[Gestellte Aufgabe 1] Geben Sie aus der Albumbesprechung den Abschnitt zwischen „Air - Le voyage“ und „Himmelsrakete Rodeo tanzen.“ einschließlich wortgetreu aus.

[Vorliegender Text]
Air – Le Voyage Dans La Lune

Air - Le voyage dans la lune - coverKometenhaft eingeschlagen sind Air mit ihrem Debütalbum „Moon Safari“ (1998), wo es thematisch um die Erkundung des Mondes ging. Seitdem geht’s bei Nicolas Godin und Jean-Benoît Dunckel immer wieder um den Weltraum. So donnerten sie schon mit synthetischem Geklacker als „Electronic Performers“ daher, oder ließen im Video zu „Surfing On A Rocket“ nicht ganz ernst gemeint eine junge Frau lasziv auf einer Himmelsrakete Rodeo tanzen.

Somit passender Ausgangspunkt für ihr aktuelles Album ist der 1902 entstandene gleichnamige Stummfilm „Le Voyage Dans La Lune“ (Eine Reise zum Mond) von Georges Méliès, der als erster Science-Fiction-Film überhaupt gilt und gerade mal 16 Minuten lang ist. Méliès fertigte zwei Versionen an: eine schwarz-weiße und eine handgemalte, durch die Farben psychedelisch wirkende. Die letztgenannte war verschollen, bis sie 1993 vom katalanischen Filmarchiv in Barcelona aufgespürt wurde. Die stark zerstörten Bilder des Films wurden in zwölfjähriger Arbeit Millimeter für Millimeter restauriert. Vier Wochen vor der geplanten Präsentation bei den Filmfestspielen 2011 in Cannes meldeten sich die Hüter von Méliès‘ Werk bei Air und fragten nach einer passenden Filmmusik für den Stummfilm. Bis ins kleinste Detail studierten Godin und Dunckel daraufhin jede einzelne Sequenz des Films, standen mit ihren Instrumenten und Klangmaschinen vor der Leinwand. Schließlich musste die Musik ja visuell funktionieren.

Mit „Astronomic Club“ geht’s hinein ins Album – gemächlich und schauerlich zugleich, mit Pauken, Schlagzeug und mysteriös klingenden Stimmen. Synthies und Effekte vernebeln sich zu einem schleiernden Klangteppich, der genauso gut in einen Agenten-Film passen würde. „How long it will take you to reach the stars?“, fragt  Beach House-Sängerin Victoria Legrand in „Seven Stars“ voller Vorfreude auf die anstehende Reise.

[Material]
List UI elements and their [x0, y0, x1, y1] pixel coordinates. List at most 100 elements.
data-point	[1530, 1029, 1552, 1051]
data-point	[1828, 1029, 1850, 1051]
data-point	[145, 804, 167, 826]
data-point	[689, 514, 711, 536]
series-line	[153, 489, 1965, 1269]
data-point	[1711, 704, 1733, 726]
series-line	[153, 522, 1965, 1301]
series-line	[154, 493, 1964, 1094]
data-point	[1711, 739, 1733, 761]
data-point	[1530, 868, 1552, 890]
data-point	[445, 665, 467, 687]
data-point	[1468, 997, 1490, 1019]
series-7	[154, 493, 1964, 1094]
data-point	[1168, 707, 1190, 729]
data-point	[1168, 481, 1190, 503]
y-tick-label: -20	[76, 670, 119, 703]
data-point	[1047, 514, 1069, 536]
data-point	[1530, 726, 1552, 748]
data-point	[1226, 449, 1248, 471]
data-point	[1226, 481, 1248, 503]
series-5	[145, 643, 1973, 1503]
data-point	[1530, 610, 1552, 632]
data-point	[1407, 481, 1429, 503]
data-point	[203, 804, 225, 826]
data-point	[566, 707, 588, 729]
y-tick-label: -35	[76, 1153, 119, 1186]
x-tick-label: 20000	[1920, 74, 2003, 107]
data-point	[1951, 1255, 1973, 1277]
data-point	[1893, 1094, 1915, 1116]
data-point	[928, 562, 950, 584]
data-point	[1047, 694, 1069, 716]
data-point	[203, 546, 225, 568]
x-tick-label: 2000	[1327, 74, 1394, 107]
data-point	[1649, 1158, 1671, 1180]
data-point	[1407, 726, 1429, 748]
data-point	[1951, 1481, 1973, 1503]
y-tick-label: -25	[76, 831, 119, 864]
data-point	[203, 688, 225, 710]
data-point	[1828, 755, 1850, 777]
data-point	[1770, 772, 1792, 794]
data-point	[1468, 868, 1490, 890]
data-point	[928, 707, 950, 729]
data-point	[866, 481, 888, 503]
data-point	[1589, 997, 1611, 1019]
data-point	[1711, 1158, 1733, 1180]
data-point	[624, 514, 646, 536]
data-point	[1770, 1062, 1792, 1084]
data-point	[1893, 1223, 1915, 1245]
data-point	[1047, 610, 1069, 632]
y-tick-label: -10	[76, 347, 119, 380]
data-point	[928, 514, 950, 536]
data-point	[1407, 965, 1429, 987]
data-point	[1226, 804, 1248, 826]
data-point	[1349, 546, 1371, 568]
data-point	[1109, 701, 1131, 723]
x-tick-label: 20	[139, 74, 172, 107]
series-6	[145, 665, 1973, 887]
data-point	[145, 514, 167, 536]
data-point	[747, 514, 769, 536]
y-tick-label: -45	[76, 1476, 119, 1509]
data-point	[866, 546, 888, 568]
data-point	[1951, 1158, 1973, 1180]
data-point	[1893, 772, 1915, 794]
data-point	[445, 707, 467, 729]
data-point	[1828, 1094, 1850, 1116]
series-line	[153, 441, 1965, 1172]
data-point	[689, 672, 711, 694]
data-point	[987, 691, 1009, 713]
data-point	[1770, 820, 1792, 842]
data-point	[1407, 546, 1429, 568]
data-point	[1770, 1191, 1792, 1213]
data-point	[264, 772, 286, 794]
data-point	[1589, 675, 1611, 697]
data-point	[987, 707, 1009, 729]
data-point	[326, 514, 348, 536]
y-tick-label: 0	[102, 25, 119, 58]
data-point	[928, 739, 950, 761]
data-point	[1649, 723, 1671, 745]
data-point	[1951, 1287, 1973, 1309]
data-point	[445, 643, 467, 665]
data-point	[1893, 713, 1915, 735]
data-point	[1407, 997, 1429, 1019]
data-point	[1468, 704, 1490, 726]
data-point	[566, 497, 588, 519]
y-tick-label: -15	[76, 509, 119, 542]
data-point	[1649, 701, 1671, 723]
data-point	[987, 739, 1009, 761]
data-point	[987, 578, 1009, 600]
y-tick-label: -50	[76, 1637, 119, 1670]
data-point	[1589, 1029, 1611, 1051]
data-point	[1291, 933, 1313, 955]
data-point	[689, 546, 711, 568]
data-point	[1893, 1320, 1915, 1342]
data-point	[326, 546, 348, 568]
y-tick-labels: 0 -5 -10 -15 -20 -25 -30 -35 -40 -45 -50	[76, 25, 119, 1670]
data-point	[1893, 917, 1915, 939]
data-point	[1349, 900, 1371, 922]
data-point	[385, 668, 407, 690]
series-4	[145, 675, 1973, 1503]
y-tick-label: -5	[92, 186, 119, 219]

[Gestellte Aufgabe 2] Geben Sie die Zeilen zwischen dem Anfang der Auflistung und der Zeile mit „514, 1069, 536]“, beide einschließlich, unverändert zurück.

[Endgültige Antwort 1]
Air - Le voyage dans la lune - coverKometenhaft eingeschlagen sind Air mit ihrem Debütalbum „Moon Safari“ (1998), wo es thematisch um die Erkundung des Mondes ging. Seitdem geht’s bei Nicolas Godin und Jean-Benoît Dunckel immer wieder um den Weltraum. So donnerten sie schon mit synthetischem Geklacker als „Electronic Performers“ daher, oder ließen im Video zu „Surfing On A Rocket“ nicht ganz ernst gemeint eine junge Frau lasziv auf einer Himmelsrakete Rodeo tanzen.

[Endgültige Antwort 2]
List UI elements and their [x0, y0, x1, y1] pixel coordinates. List at most 100 elements.
data-point	[1530, 1029, 1552, 1051]
data-point	[1828, 1029, 1850, 1051]
data-point	[145, 804, 167, 826]
data-point	[689, 514, 711, 536]
series-line	[153, 489, 1965, 1269]
data-point	[1711, 704, 1733, 726]
series-line	[153, 522, 1965, 1301]
series-line	[154, 493, 1964, 1094]
data-point	[1711, 739, 1733, 761]
data-point	[1530, 868, 1552, 890]
data-point	[445, 665, 467, 687]
data-point	[1468, 997, 1490, 1019]
series-7	[154, 493, 1964, 1094]
data-point	[1168, 707, 1190, 729]
data-point	[1168, 481, 1190, 503]
y-tick-label: -20	[76, 670, 119, 703]
data-point	[1047, 514, 1069, 536]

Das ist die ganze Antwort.